# start of Recorded information

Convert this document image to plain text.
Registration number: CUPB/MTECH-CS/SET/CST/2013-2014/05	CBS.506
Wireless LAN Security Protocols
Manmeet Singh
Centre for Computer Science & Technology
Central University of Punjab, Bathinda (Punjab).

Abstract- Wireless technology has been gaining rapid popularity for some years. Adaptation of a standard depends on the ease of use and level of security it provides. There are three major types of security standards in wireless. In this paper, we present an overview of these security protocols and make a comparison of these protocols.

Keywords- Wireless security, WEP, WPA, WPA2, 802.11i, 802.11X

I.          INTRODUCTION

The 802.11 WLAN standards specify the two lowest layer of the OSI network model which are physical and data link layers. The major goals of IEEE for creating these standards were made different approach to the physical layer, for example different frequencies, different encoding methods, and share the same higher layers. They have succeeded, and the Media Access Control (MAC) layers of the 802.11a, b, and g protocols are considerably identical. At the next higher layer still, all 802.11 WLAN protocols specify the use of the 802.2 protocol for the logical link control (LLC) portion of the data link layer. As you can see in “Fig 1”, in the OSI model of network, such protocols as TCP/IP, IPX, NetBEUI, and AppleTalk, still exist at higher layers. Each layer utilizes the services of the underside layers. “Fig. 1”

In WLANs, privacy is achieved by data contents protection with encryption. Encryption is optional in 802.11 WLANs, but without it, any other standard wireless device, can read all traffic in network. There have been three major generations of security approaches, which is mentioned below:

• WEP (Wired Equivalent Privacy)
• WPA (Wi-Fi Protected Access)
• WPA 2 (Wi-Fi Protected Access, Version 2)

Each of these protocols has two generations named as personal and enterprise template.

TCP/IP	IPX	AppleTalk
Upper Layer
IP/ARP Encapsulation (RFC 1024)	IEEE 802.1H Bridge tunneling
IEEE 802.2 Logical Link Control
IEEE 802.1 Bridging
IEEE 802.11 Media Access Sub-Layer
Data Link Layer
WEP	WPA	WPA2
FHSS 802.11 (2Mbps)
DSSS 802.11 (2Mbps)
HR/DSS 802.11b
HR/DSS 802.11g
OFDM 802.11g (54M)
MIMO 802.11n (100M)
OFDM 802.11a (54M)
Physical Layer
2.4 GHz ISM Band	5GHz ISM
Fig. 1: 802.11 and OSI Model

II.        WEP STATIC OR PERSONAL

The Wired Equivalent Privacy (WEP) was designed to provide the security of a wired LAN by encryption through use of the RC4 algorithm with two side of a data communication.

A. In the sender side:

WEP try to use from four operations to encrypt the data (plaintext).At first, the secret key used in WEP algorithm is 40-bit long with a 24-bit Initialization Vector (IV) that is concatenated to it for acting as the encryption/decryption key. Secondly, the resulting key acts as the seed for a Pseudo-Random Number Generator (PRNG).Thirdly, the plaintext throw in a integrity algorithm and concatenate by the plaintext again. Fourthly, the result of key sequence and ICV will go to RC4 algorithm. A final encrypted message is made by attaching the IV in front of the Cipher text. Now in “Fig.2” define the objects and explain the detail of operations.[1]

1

# end of Recorded information

▶ [Stated goal] Reproduce the records in full, exactly as written.

▶ [Answer to the problem]
Convert this document image to plain text.
Registration number: CUPB/MTECH-CS/SET/CST/2013-2014/05	CBS.506
Wireless LAN Security Protocols
Manmeet Singh
Centre for Computer Science & Technology
Central University of Punjab, Bathinda (Punjab).

Abstract- Wireless technology has been gaining rapid popularity for some years. Adaptation of a standard depends on the ease of use and level of security it provides. There are three major types of security standards in wireless. In this paper, we present an overview of these security protocols and make a comparison of these protocols.

Keywords- Wireless security, WEP, WPA, WPA2, 802.11i, 802.11X

I.          INTRODUCTION

The 802.11 WLAN standards specify the two lowest layer of the OSI network model which are physical and data link layers. The major goals of IEEE for creating these standards were made different approach to the physical layer, for example different frequencies, different encoding methods, and share the same higher layers. They have succeeded, and the Media Access Control (MAC) layers of the 802.11a, b, and g protocols are considerably identical. At the next higher layer still, all 802.11 WLAN protocols specify the use of the 802.2 protocol for the logical link control (LLC) portion of the data link layer. As you can see in “Fig 1”, in the OSI model of network, such protocols as TCP/IP, IPX, NetBEUI, and AppleTalk, still exist at higher layers. Each layer utilizes the services of the underside layers. “Fig. 1”

In WLANs, privacy is achieved by data contents protection with encryption. Encryption is optional in 802.11 WLANs, but without it, any other standard wireless device, can read all traffic in network. There have been three major generations of security approaches, which is mentioned below:

• WEP (Wired Equivalent Privacy)
• WPA (Wi-Fi Protected Access)
• WPA 2 (Wi-Fi Protected Access, Version 2)

Each of these protocols has two generations named as personal and enterprise template.

TCP/IP	IPX	AppleTalk
Upper Layer
IP/ARP Encapsulation (RFC 1024)	IEEE 802.1H Bridge tunneling
IEEE 802.2 Logical Link Control
IEEE 802.1 Bridging
IEEE 802.11 Media Access Sub-Layer
Data Link Layer
WEP	WPA	WPA2
FHSS 802.11 (2Mbps)
DSSS 802.11 (2Mbps)
HR/DSS 802.11b
HR/DSS 802.11g
OFDM 802.11g (54M)
MIMO 802.11n (100M)
OFDM 802.11a (54M)
Physical Layer
2.4 GHz ISM Band	5GHz ISM
Fig. 1: 802.11 and OSI Model

II.        WEP STATIC OR PERSONAL

The Wired Equivalent Privacy (WEP) was designed to provide the security of a wired LAN by encryption through use of the RC4 algorithm with two side of a data communication.

A. In the sender side:

WEP try to use from four operations to encrypt the data (plaintext).At first, the secret key used in WEP algorithm is 40-bit long with a 24-bit Initialization Vector (IV) that is concatenated to it for acting as the encryption/decryption key. Secondly, the resulting key acts as the seed for a Pseudo-Random Number Generator (PRNG).Thirdly, the plaintext throw in a integrity algorithm and concatenate by the plaintext again. Fourthly, the result of key sequence and ICV will go to RC4 algorithm. A final encrypted message is made by attaching the IV in front of the Cipher text. Now in “Fig.2” define the objects and explain the detail of operations.[1]

1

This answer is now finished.